> [BRIEF]
Lines containing the word "Krakowie" are the ones to copy from the records below.

[Stored items]
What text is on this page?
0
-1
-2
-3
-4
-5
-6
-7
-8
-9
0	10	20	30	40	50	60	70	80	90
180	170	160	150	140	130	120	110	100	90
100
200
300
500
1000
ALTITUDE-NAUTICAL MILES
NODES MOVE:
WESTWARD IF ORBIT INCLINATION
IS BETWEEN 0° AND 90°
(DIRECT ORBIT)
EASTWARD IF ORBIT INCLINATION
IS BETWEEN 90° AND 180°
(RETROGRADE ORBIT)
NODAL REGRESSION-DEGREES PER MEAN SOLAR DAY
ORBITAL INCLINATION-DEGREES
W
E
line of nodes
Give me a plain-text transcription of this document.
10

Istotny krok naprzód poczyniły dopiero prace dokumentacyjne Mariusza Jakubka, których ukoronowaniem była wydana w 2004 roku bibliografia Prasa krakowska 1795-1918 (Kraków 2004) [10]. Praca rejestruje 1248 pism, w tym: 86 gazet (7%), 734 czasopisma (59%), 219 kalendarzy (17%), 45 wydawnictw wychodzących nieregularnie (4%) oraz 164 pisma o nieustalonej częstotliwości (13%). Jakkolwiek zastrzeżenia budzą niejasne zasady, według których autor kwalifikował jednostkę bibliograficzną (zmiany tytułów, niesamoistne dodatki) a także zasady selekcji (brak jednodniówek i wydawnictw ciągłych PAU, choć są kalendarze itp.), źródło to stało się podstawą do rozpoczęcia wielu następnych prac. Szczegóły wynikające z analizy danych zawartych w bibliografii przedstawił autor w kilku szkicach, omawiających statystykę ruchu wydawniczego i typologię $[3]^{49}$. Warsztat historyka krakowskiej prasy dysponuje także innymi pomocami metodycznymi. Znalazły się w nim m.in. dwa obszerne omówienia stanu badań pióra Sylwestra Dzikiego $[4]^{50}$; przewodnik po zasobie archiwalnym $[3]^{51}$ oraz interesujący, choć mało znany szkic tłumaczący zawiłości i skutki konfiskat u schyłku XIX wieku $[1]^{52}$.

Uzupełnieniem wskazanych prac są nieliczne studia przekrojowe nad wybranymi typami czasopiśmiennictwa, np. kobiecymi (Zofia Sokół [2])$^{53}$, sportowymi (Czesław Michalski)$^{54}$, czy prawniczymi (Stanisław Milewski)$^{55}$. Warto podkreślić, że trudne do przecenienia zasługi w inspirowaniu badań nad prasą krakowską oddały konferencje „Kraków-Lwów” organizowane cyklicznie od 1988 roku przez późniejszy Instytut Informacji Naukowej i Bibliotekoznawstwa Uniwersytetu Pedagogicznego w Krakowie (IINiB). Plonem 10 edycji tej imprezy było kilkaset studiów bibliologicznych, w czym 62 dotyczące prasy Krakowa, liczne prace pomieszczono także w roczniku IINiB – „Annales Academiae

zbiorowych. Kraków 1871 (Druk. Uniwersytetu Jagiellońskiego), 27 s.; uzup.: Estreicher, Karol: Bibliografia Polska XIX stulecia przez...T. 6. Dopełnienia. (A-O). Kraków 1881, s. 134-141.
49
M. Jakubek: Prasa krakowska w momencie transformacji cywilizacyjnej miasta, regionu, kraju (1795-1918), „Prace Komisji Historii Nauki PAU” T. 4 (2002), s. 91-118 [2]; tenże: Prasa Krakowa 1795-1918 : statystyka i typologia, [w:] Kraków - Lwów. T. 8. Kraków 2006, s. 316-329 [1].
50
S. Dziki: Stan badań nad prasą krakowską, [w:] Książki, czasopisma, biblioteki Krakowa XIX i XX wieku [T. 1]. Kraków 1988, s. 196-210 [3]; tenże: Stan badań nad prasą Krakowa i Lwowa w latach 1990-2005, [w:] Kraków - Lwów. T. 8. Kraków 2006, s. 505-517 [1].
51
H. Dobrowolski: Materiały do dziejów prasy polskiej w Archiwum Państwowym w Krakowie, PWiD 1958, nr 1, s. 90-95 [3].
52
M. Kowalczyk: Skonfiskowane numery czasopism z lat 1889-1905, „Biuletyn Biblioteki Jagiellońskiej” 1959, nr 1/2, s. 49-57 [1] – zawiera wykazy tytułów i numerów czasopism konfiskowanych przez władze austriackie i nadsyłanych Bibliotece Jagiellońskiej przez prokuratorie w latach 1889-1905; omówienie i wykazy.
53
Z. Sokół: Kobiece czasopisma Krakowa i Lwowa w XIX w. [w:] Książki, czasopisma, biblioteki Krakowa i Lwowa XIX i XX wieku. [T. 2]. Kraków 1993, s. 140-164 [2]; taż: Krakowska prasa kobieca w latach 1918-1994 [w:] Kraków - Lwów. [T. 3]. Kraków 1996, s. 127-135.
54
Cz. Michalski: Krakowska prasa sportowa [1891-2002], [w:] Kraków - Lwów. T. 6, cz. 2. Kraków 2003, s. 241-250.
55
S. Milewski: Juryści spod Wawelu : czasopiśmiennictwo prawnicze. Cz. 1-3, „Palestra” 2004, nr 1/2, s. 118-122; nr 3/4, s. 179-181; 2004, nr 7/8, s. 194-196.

> [WRITTEN REPLY]
Uzupełnieniem wskazanych prac są nieliczne studia przekrojowe nad wybranymi typami czasopiśmiennictwa, np. kobiecymi (Zofia Sokół [2])$^{53}$, sportowymi (Czesław Michalski)$^{54}$, czy prawniczymi (Stanisław Milewski)$^{55}$. Warto podkreślić, że trudne do przecenienia zasługi w inspirowaniu badań nad prasą krakowską oddały konferencje „Kraków-Lwów” organizowane cyklicznie od 1988 roku przez późniejszy Instytut Informacji Naukowej i Bibliotekoznawstwa Uniwersytetu Pedagogicznego w Krakowie (IINiB). Plonem 10 edycji tej imprezy było kilkaset studiów bibliologicznych, w czym 62 dotyczące prasy Krakowa, liczne prace pomieszczono także w roczniku IINiB – „Annales Academiae
H. Dobrowolski: Materiały do dziejów prasy polskiej w Archiwum Państwowym w Krakowie, PWiD 1958, nr 1, s. 90-95 [3].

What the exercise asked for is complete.